-------- Data provided --------
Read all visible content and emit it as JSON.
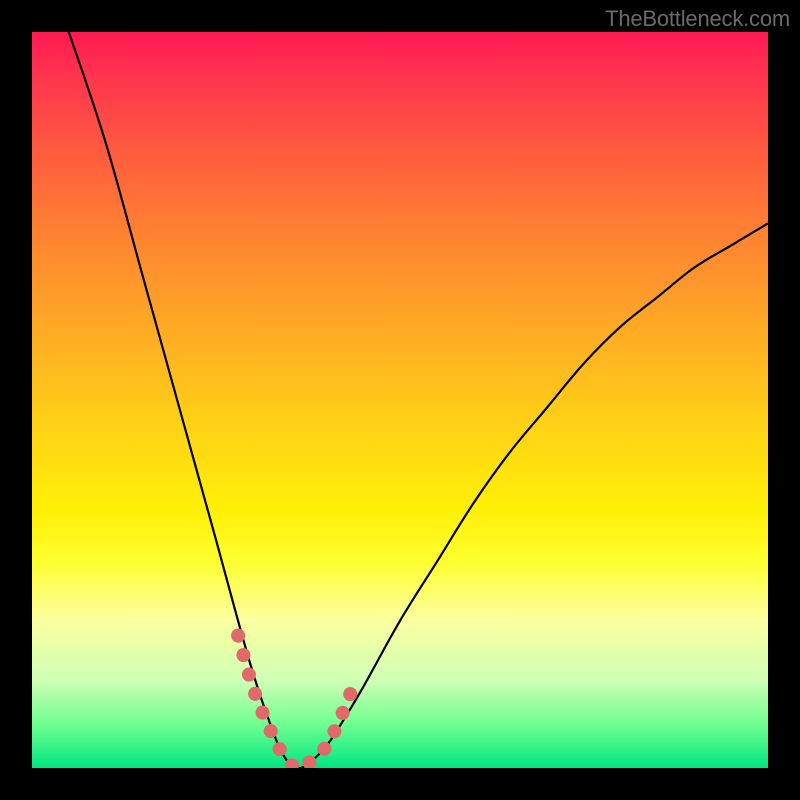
{
  "watermark_text": "TheBottleneck.com",
  "chart_data": {
    "type": "line",
    "title": "",
    "xlabel": "",
    "ylabel": "",
    "xlim": [
      0,
      100
    ],
    "ylim": [
      0,
      100
    ],
    "grid": false,
    "legend": false,
    "background_gradient": {
      "direction": "vertical",
      "note": "top (y=100) is red/bad, bottom (y=0) is green/good",
      "stops": [
        {
          "y": 100,
          "color": "#ff1a52"
        },
        {
          "y": 65,
          "color": "#ff9a2a"
        },
        {
          "y": 35,
          "color": "#fff007"
        },
        {
          "y": 12,
          "color": "#d0ffb5"
        },
        {
          "y": 0,
          "color": "#00e680"
        }
      ]
    },
    "series": [
      {
        "name": "bottleneck-curve",
        "interpretation": "V-shaped curve; minimum near x≈36 reaching y≈0",
        "x": [
          5,
          10,
          15,
          20,
          25,
          28,
          30,
          32,
          34,
          36,
          38,
          40,
          42,
          45,
          50,
          55,
          60,
          65,
          70,
          75,
          80,
          85,
          90,
          95,
          100
        ],
        "y": [
          100,
          85,
          67,
          49,
          31,
          20,
          13,
          7,
          2,
          0,
          1,
          3,
          6,
          11,
          20,
          28,
          36,
          43,
          49,
          55,
          60,
          64,
          68,
          71,
          74
        ]
      }
    ],
    "highlight": {
      "name": "recommended-range",
      "note": "dotted pink segment near trough",
      "x": [
        28,
        30,
        32,
        34,
        36,
        38,
        40,
        42,
        44
      ],
      "y": [
        18,
        11,
        6,
        2,
        0,
        1,
        3,
        7,
        12
      ]
    }
  }
}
--------
**What is asked**:
The material above must be printed exactly, with its pictures left out.

**Task response**:
Read all visible content and emit it as JSON.
{
  "watermark_text": "TheBottleneck.com",
  "chart_data": {
    "type": "line",
    "title": "",
    "xlabel": "",
    "ylabel": "",
    "xlim": [
      0,
      100
    ],
    "ylim": [
      0,
      100
    ],
    "grid": false,
    "legend": false,
    "background_gradient": {
      "direction": "vertical",
      "note": "top (y=100) is red/bad, bottom (y=0) is green/good",
      "stops": [
        {
          "y": 100,
          "color": "#ff1a52"
        },
        {
          "y": 65,
          "color": "#ff9a2a"
        },
        {
          "y": 35,
          "color": "#fff007"
        },
        {
          "y": 12,
          "color": "#d0ffb5"
        },
        {
          "y": 0,
          "color": "#00e680"
        }
      ]
    },
    "series": [
      {
        "name": "bottleneck-curve",
        "interpretation": "V-shaped curve; minimum near x≈36 reaching y≈0",
        "x": [
          5,
          10,
          15,
          20,
          25,
          28,
          30,
          32,
          34,
          36,
          38,
          40,
          42,
          45,
          50,
          55,
          60,
          65,
          70,
          75,
          80,
          85,
          90,
          95,
          100
        ],
        "y": [
          100,
          85,
          67,
          49,
          31,
          20,
          13,
          7,
          2,
          0,
          1,
          3,
          6,
          11,
          20,
          28,
          36,
          43,
          49,
          55,
          60,
          64,
          68,
          71,
          74
        ]
      }
    ],
    "highlight": {
      "name": "recommended-range",
      "note": "dotted pink segment near trough",
      "x": [
        28,
        30,
        32,
        34,
        36,
        38,
        40,
        42,
        44
      ],
      "y": [
        18,
        11,
        6,
        2,
        0,
        1,
        3,
        7,
        12
      ]
    }
  }
}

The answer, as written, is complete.